:: WHAT NEEDS TO BE DONE ::
Count every line below in which "icon" occurs, then give only the count.
========================
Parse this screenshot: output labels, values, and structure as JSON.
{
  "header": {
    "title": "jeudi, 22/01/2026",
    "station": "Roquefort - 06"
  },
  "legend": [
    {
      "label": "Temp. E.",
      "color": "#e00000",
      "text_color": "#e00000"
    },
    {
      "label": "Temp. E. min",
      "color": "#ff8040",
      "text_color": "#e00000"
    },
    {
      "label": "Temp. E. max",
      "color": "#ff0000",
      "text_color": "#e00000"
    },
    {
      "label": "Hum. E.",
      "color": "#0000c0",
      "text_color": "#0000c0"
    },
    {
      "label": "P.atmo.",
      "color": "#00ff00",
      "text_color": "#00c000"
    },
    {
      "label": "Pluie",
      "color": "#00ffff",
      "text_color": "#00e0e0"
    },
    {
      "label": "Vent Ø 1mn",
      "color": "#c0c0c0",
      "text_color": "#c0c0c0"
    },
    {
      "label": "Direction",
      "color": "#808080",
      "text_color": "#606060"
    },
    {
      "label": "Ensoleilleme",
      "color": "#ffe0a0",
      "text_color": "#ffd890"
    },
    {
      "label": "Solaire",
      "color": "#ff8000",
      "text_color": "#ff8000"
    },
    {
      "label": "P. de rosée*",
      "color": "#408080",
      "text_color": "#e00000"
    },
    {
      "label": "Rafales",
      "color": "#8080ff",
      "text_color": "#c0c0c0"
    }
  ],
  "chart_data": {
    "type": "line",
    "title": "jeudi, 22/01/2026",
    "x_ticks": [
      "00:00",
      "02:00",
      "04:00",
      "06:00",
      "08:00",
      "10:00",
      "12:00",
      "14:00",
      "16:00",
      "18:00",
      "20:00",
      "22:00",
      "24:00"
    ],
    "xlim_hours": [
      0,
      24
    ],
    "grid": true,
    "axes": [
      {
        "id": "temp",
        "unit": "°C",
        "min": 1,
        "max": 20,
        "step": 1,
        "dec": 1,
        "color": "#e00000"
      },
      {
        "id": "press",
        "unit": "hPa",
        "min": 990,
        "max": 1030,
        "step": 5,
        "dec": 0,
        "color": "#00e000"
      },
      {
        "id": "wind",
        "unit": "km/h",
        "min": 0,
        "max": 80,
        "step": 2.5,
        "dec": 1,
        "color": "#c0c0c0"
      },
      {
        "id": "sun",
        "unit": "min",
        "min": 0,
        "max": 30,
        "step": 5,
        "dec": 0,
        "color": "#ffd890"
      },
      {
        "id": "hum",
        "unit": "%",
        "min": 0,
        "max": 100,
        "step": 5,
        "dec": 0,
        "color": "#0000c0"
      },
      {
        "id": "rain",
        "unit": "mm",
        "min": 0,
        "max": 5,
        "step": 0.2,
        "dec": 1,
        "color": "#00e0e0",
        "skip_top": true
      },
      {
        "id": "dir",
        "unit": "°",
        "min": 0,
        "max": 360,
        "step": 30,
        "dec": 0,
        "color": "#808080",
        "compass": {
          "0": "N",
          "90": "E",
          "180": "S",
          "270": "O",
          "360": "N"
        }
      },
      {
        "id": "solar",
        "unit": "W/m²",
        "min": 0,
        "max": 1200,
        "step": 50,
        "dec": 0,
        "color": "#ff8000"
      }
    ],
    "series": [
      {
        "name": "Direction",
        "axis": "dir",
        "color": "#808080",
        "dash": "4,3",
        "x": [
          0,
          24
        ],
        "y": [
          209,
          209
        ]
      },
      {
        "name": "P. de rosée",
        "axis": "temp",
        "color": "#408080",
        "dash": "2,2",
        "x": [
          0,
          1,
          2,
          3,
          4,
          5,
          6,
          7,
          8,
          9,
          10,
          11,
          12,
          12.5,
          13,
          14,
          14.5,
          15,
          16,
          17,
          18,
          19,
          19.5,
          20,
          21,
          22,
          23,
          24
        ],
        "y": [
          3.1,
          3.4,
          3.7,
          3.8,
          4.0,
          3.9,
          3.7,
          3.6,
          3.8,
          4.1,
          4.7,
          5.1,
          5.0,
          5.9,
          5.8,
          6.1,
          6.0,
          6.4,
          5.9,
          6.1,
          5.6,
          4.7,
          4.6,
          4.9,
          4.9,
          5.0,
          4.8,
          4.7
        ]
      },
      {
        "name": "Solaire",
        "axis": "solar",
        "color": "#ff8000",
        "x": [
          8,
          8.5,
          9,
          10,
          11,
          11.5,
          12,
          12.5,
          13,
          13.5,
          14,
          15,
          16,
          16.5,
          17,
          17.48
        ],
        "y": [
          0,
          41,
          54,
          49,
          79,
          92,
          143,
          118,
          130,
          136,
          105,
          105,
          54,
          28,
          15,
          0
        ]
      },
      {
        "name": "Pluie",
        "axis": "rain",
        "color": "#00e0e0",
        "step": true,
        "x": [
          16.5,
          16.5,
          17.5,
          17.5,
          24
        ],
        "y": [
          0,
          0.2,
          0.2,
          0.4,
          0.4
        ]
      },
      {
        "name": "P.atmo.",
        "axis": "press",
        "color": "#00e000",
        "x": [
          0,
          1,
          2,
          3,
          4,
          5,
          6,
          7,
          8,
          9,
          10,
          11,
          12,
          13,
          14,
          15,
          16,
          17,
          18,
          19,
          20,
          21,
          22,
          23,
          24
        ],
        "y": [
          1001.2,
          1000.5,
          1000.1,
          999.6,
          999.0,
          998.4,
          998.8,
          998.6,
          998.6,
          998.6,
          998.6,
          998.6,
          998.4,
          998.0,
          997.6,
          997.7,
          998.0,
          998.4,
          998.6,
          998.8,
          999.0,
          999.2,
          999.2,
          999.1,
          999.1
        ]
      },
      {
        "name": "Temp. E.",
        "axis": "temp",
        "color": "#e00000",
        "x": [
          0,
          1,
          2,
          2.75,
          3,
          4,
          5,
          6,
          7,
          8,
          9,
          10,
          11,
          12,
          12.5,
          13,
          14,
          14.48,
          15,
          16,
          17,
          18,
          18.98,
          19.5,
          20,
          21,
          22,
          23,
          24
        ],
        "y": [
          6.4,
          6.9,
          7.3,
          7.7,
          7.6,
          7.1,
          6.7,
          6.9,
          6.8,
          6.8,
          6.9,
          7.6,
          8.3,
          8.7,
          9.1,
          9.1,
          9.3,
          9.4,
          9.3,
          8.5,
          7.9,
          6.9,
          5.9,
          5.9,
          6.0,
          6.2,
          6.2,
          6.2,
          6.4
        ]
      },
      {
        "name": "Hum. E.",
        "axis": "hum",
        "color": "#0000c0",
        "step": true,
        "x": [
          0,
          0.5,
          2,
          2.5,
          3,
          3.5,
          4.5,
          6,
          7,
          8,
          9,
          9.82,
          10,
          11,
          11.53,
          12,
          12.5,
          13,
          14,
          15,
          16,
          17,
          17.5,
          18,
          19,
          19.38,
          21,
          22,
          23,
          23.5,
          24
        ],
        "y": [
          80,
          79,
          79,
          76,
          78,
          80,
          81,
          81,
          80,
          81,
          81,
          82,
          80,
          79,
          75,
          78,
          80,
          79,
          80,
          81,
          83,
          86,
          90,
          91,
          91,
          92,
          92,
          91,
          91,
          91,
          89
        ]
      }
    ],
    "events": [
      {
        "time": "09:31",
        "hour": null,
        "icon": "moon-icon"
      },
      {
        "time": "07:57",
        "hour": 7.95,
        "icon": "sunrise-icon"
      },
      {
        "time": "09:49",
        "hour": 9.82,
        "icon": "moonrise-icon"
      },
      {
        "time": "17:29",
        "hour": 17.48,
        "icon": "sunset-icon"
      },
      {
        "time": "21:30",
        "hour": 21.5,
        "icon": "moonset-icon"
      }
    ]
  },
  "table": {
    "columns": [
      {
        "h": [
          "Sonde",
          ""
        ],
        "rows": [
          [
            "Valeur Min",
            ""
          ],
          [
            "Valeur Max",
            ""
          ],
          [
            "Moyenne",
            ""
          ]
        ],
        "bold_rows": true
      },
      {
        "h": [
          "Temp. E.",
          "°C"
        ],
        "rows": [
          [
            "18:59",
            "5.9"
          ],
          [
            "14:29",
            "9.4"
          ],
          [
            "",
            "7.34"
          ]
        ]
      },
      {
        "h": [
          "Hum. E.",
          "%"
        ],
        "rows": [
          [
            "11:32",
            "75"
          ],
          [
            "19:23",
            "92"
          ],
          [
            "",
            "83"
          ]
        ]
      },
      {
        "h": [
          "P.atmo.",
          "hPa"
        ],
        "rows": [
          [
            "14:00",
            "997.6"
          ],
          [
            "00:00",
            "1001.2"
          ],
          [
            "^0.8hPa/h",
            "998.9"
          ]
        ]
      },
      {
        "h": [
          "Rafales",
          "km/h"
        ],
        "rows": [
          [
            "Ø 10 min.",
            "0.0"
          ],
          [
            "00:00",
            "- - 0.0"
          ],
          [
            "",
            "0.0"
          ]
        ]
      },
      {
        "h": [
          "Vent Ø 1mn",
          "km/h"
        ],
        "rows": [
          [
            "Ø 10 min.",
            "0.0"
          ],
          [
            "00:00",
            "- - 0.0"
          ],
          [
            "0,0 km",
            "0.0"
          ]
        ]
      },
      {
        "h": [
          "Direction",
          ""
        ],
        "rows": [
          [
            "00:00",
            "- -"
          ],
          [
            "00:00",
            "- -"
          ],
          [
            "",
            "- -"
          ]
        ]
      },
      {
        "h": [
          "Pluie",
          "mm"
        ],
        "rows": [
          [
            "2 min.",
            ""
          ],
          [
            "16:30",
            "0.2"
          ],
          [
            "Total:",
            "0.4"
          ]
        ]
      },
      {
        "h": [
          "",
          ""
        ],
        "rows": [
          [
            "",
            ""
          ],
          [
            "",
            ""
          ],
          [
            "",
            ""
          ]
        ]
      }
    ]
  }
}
========================
:: EXPECTED OUTPUT ::
5